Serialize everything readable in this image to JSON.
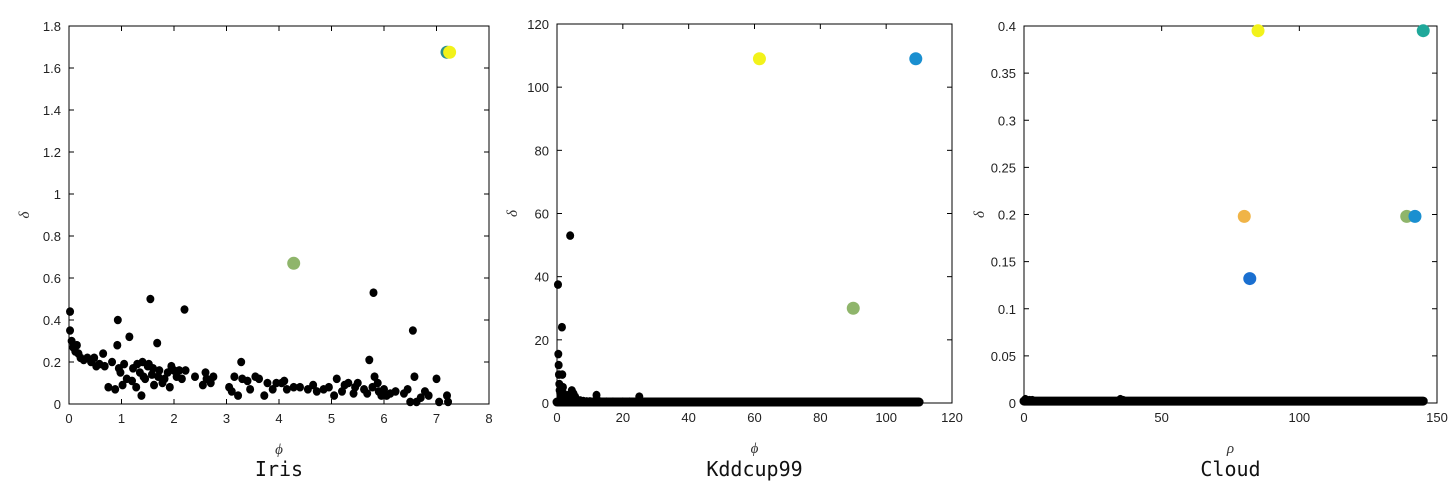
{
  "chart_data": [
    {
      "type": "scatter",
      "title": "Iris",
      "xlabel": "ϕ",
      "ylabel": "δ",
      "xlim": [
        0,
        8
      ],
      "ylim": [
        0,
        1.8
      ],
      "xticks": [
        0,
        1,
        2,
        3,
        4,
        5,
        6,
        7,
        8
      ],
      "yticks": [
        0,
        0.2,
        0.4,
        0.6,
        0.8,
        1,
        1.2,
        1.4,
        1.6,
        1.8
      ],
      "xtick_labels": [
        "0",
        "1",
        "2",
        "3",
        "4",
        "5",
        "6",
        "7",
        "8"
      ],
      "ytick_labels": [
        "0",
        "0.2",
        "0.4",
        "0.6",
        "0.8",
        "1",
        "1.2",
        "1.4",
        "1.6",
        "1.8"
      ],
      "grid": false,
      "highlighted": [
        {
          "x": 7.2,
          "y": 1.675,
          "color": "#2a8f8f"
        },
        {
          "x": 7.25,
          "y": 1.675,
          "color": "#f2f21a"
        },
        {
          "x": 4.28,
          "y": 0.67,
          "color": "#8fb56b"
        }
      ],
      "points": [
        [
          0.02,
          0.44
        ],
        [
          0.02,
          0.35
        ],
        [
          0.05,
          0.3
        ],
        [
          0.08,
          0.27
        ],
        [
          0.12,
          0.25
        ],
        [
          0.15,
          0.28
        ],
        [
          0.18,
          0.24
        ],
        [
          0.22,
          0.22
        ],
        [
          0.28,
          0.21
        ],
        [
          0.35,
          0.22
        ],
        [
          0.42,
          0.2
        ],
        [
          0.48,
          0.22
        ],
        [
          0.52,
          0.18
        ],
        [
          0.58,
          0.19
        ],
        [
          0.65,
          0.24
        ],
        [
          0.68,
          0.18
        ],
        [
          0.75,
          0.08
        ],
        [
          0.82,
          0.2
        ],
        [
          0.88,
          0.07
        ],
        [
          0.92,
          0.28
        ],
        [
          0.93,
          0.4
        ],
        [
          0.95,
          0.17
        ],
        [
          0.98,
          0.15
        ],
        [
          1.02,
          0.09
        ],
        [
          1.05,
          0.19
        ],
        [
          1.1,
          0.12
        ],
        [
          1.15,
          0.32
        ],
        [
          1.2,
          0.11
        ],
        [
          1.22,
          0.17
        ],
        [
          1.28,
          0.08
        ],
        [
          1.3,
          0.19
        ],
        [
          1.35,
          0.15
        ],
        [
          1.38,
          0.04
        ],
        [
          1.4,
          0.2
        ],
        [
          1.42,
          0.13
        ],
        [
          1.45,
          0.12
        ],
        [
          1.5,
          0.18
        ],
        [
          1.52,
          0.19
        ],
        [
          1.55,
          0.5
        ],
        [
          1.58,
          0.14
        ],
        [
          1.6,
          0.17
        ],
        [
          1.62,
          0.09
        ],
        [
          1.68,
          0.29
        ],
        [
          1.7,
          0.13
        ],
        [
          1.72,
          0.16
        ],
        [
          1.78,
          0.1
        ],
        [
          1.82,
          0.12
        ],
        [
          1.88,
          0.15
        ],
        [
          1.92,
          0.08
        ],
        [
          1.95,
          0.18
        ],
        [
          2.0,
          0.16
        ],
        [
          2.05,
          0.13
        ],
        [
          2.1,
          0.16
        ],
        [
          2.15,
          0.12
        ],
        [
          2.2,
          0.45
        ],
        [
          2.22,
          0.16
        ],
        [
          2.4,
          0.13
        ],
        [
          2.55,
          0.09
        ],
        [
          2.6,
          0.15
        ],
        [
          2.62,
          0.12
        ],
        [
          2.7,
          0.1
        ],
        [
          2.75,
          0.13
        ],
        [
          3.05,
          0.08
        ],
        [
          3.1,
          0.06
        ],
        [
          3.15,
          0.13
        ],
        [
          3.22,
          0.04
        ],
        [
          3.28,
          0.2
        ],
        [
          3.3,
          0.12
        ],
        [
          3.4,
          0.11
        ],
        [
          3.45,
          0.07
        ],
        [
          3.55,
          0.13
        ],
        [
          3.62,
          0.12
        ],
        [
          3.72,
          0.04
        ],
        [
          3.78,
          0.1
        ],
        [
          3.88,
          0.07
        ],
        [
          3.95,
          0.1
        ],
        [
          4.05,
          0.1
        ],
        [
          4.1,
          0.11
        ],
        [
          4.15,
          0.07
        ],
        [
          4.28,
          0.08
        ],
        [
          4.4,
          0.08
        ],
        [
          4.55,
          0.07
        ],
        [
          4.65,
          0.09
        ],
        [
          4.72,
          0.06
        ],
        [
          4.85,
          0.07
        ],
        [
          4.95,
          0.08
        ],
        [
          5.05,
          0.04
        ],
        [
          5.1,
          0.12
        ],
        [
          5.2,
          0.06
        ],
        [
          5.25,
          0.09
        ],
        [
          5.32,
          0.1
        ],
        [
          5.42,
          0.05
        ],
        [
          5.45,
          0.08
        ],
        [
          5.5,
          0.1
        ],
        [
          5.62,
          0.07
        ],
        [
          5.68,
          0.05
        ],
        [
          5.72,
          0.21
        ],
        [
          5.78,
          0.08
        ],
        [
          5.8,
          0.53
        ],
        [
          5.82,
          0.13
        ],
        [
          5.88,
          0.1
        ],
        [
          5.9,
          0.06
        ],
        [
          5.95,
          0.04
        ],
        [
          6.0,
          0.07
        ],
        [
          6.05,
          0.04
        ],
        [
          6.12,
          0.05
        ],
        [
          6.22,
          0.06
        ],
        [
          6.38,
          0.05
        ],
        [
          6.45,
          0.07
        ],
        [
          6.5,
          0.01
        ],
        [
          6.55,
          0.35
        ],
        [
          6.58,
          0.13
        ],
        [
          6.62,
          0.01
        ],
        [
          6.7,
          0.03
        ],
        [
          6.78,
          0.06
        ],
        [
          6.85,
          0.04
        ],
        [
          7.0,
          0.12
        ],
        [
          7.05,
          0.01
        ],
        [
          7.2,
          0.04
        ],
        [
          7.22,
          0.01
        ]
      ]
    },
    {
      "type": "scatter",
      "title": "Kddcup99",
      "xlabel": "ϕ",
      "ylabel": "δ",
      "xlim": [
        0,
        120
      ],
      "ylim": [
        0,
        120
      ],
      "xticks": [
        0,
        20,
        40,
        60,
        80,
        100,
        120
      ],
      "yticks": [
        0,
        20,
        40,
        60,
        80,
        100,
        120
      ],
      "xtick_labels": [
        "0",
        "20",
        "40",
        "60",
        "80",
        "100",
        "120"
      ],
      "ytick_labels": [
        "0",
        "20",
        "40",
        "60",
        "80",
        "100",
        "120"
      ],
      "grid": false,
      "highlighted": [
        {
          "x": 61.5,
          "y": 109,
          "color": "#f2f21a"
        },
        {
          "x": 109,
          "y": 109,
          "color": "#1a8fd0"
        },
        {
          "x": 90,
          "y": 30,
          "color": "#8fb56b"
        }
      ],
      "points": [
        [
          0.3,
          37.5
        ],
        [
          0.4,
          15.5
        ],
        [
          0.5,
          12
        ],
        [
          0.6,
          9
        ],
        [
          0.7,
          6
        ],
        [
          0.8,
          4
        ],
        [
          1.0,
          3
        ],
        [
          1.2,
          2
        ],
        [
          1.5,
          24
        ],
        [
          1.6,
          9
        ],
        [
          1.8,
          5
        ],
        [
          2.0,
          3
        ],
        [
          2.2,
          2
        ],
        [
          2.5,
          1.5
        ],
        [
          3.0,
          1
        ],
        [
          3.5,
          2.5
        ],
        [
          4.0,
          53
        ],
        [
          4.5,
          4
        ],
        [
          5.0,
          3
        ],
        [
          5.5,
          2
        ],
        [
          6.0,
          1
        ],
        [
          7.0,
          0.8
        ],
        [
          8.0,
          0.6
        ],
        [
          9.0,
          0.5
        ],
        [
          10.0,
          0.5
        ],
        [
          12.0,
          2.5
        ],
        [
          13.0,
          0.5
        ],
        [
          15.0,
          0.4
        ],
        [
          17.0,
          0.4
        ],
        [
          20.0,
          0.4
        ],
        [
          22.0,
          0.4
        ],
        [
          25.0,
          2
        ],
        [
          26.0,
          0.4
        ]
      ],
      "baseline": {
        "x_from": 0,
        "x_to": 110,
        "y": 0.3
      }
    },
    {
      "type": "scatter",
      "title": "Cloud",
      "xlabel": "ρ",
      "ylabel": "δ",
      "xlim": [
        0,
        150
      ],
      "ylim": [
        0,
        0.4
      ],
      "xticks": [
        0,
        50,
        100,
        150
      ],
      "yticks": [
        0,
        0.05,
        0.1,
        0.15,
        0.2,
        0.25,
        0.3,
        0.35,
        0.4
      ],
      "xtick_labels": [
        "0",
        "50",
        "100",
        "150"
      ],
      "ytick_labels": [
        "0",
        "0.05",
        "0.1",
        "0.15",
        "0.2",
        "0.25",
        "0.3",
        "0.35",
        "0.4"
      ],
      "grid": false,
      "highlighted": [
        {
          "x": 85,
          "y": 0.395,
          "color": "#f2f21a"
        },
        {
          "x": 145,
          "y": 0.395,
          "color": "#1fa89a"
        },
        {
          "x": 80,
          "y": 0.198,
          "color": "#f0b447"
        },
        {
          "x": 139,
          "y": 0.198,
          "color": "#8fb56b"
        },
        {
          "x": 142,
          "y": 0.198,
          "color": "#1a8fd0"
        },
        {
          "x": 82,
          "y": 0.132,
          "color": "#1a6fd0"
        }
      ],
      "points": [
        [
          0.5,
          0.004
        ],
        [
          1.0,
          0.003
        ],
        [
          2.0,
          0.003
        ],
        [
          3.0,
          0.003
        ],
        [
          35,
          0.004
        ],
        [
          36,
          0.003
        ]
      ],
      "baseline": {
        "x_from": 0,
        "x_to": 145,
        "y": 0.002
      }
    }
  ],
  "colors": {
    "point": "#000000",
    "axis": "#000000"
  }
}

----

Return each line among the entries that holds the word "title".

■ RESULT BELOW ■
      "title": "Iris",
      "title": "Kddcup99",
      "title": "Cloud",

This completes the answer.